To be done:
Output all of the entries below precisely as written.

Figure data in JSON:
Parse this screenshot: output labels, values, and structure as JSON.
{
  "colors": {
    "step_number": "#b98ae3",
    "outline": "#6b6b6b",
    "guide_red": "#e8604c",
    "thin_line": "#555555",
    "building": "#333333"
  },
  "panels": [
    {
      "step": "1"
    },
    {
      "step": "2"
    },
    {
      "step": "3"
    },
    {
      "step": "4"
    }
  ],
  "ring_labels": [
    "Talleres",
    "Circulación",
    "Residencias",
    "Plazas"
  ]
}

The solution:
Parse this screenshot: output labels, values, and structure as JSON.
{
  "colors": {
    "step_number": "#b98ae3",
    "outline": "#6b6b6b",
    "guide_red": "#e8604c",
    "thin_line": "#555555",
    "building": "#333333"
  },
  "panels": [
    {
      "step": "1"
    },
    {
      "step": "2"
    },
    {
      "step": "3"
    },
    {
      "step": "4"
    }
  ],
  "ring_labels": [
    "Talleres",
    "Circulación",
    "Residencias",
    "Plazas"
  ]
}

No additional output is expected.